Go through the listing below and list every line with "true".

■ ■ ■ ■

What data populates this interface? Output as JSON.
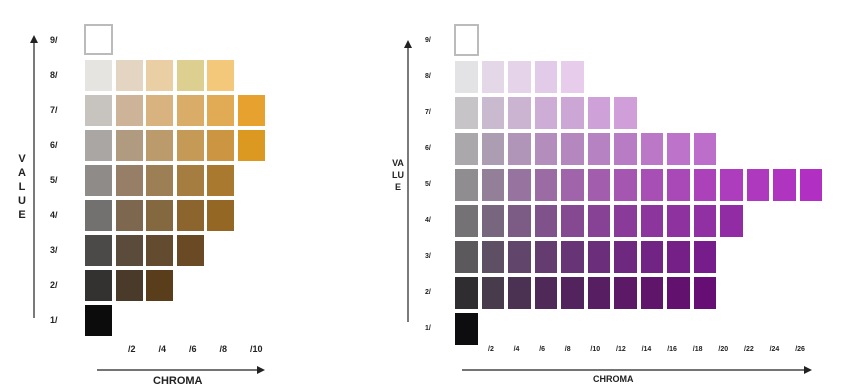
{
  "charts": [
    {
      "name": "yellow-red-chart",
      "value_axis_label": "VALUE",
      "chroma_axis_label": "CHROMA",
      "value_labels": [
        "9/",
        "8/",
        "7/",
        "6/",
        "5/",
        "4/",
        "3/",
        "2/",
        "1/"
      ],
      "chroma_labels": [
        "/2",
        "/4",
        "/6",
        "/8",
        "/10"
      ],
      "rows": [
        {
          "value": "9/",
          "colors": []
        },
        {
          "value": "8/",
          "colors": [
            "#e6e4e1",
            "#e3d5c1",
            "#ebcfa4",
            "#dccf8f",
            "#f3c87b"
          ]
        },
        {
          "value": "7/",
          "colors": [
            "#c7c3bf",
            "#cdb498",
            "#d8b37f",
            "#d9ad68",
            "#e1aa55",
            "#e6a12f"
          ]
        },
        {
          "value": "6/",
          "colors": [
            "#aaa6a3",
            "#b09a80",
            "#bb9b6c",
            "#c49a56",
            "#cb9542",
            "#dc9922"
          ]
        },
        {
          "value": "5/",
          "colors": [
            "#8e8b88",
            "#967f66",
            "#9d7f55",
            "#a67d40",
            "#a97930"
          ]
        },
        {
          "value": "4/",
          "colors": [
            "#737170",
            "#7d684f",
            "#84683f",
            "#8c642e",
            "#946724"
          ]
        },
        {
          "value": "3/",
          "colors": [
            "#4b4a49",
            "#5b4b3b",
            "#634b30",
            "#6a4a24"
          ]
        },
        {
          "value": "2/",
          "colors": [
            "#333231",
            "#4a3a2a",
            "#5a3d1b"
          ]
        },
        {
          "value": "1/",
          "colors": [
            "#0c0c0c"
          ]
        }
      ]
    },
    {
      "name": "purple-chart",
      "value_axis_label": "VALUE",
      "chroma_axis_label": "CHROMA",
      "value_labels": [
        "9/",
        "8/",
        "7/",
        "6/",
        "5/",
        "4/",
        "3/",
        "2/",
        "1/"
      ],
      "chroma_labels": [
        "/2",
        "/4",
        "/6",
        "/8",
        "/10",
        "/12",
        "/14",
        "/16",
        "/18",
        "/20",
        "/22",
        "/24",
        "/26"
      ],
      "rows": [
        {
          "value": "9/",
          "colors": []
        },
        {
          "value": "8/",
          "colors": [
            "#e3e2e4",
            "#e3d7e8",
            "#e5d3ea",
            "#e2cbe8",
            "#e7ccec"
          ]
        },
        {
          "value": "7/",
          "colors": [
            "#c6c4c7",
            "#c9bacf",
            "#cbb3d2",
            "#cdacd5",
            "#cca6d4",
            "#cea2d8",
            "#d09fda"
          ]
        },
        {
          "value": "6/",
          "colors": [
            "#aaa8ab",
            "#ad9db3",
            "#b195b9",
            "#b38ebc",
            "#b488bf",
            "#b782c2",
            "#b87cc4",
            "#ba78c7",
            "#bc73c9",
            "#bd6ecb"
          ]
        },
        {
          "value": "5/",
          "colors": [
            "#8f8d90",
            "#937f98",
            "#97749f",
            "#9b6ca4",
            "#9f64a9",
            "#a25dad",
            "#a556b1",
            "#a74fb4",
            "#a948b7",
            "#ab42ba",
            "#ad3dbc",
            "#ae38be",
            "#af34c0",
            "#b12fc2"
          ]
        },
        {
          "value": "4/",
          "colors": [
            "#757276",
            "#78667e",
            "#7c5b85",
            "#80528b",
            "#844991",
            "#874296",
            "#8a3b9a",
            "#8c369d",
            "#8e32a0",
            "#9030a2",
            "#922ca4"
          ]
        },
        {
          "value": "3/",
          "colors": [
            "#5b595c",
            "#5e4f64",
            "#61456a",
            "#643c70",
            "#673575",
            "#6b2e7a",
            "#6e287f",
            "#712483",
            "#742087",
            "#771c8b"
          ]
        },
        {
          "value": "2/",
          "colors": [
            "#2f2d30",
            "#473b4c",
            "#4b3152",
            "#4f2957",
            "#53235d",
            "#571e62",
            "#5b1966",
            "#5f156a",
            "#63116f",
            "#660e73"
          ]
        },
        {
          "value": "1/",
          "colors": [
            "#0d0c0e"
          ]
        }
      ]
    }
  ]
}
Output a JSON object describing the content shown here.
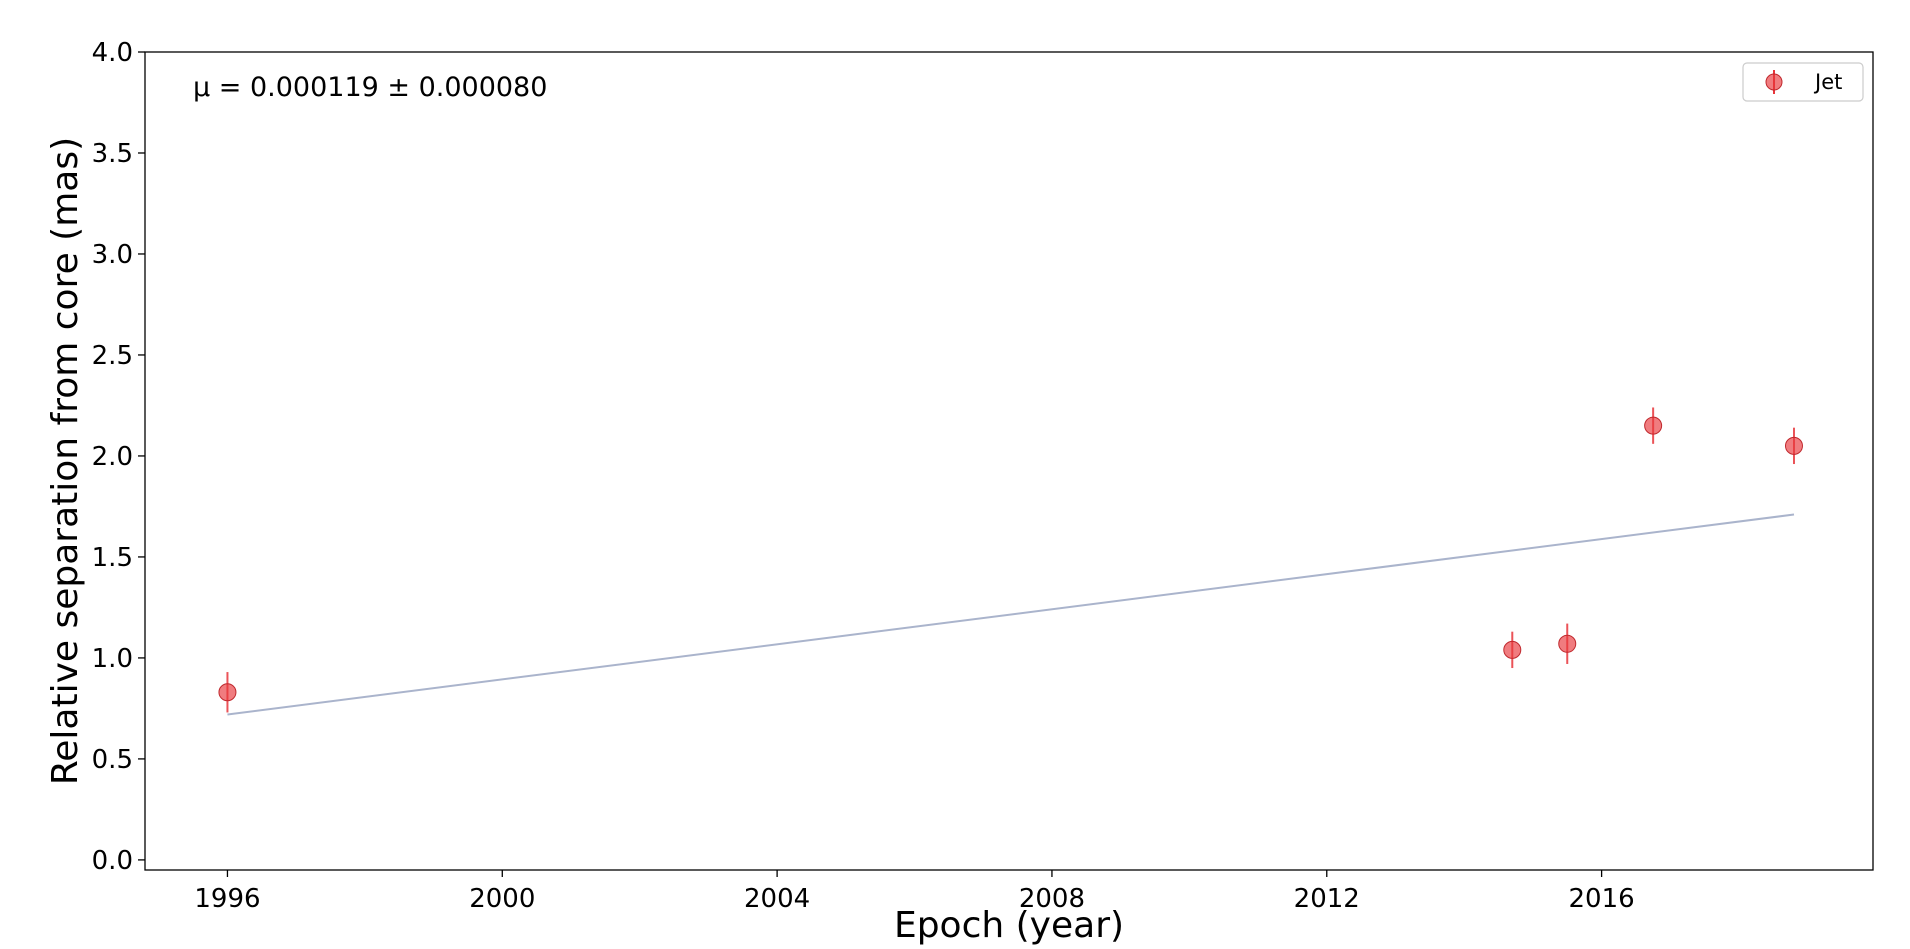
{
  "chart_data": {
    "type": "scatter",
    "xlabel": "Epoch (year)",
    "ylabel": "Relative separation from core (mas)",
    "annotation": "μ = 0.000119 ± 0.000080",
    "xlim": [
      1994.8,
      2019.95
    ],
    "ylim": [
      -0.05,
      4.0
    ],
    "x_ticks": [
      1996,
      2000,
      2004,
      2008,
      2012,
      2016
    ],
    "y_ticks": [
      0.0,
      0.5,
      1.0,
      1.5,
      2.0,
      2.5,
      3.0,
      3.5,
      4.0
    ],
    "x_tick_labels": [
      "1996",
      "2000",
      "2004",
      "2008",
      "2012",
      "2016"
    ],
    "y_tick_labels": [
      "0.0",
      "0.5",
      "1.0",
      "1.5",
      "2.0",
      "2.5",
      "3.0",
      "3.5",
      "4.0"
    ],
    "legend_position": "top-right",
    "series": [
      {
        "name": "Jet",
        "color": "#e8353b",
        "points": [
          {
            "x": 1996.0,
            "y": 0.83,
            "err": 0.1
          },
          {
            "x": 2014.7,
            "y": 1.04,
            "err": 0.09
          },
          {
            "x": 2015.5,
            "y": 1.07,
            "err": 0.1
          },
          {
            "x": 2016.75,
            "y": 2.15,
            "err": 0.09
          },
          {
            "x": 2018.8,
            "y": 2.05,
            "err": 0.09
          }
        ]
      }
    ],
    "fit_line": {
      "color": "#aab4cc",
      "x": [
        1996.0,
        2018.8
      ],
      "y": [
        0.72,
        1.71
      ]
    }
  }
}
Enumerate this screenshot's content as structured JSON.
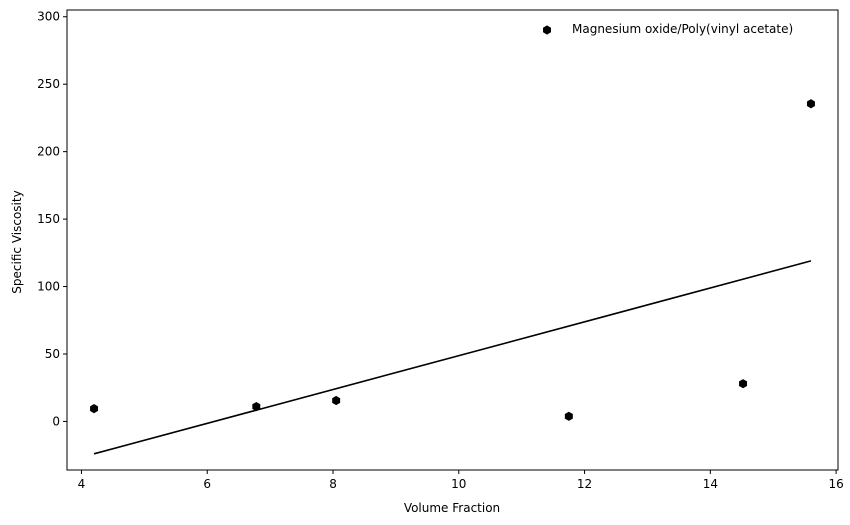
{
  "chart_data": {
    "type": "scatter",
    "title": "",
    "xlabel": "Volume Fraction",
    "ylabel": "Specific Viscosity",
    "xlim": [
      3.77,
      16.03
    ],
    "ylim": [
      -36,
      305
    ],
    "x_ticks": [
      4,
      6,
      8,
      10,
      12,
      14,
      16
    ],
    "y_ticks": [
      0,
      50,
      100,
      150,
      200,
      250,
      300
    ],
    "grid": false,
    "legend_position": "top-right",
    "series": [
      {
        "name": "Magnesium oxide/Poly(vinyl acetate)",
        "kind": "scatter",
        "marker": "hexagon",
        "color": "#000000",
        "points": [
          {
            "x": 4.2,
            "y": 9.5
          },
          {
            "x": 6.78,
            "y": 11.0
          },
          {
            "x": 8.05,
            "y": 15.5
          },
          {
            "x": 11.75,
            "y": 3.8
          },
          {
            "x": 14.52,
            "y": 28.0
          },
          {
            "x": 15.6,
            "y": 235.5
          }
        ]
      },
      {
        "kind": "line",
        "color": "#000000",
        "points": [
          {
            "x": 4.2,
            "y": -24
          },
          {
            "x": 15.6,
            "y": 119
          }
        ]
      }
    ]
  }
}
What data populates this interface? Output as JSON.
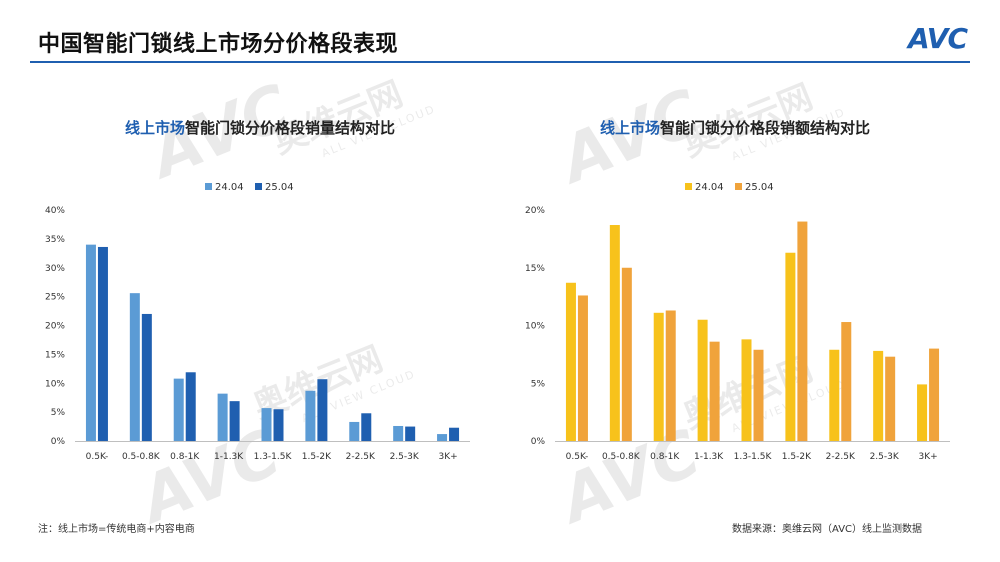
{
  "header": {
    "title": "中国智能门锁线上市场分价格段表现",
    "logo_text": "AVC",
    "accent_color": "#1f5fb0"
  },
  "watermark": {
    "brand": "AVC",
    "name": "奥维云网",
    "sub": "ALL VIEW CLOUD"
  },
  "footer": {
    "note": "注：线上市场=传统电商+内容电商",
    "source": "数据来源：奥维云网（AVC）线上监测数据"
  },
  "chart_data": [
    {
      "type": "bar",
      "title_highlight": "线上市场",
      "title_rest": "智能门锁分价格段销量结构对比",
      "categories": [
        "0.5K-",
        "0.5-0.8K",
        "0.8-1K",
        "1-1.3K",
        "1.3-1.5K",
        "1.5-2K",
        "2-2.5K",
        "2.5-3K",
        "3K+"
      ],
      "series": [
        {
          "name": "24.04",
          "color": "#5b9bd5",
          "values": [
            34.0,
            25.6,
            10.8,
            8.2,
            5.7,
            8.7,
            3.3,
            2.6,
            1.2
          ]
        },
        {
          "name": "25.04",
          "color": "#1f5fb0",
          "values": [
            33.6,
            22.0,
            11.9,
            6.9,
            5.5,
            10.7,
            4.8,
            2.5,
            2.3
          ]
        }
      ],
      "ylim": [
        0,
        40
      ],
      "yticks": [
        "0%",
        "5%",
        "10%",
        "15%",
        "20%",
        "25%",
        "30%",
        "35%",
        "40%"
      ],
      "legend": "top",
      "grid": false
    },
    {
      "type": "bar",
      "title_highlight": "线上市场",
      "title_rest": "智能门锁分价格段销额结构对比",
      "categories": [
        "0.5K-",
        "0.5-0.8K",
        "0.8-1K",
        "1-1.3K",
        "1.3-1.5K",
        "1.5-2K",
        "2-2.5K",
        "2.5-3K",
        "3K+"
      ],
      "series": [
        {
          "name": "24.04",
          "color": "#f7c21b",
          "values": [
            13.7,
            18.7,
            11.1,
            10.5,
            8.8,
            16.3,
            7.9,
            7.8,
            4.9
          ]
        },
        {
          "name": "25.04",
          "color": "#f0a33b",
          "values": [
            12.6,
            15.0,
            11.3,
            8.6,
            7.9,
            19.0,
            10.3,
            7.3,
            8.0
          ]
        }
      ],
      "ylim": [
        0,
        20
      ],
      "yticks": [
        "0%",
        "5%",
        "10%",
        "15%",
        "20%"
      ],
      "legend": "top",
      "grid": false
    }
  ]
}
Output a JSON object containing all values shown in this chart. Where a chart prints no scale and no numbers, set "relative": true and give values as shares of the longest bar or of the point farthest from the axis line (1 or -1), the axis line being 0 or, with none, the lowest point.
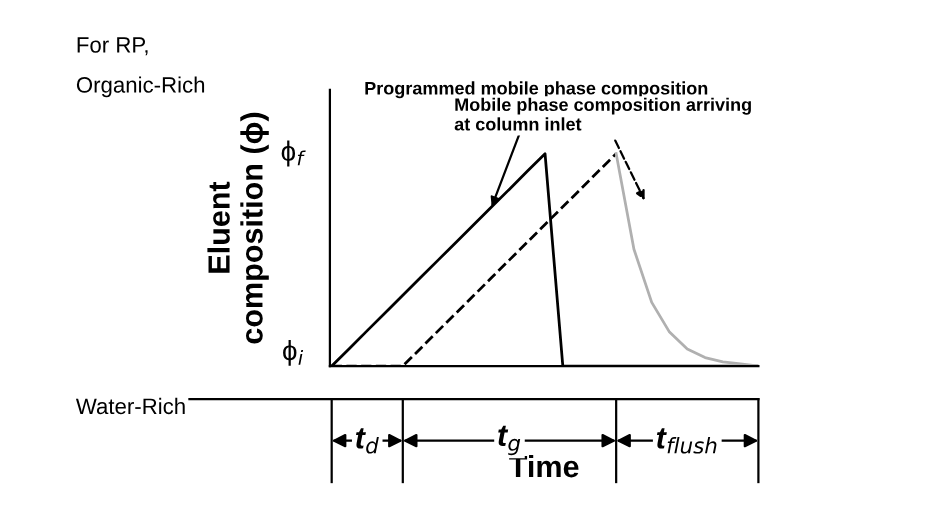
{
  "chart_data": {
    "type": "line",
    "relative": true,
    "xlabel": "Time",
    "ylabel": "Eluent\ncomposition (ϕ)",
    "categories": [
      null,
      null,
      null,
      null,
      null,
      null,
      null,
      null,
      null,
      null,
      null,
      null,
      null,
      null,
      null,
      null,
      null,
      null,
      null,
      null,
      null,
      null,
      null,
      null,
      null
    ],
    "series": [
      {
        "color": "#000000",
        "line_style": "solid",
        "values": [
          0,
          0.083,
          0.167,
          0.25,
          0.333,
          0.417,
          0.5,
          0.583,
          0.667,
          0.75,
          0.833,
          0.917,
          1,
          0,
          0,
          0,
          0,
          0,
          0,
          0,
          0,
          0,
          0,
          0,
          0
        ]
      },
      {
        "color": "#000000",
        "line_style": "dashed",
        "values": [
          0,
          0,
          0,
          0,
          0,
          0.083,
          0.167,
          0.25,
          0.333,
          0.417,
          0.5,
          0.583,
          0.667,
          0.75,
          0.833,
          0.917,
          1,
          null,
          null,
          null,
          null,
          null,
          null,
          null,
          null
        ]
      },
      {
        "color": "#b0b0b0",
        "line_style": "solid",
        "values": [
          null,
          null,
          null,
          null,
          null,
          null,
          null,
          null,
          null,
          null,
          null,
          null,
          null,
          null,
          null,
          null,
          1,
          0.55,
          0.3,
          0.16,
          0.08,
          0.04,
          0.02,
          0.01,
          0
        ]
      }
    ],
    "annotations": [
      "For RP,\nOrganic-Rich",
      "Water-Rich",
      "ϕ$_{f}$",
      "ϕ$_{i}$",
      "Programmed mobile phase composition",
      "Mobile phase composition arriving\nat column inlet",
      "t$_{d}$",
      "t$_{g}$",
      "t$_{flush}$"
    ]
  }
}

■ ■ ■ ■

ANSWER BELOW:
Output a JSON object containing all values shown in this chart. Where a chart prints no scale and no numbers, set "relative": true and give values as shares of the longest bar or of the point farthest from the axis line (1 or -1), the axis line being 0 or, with none, the lowest point.
    "relative": true,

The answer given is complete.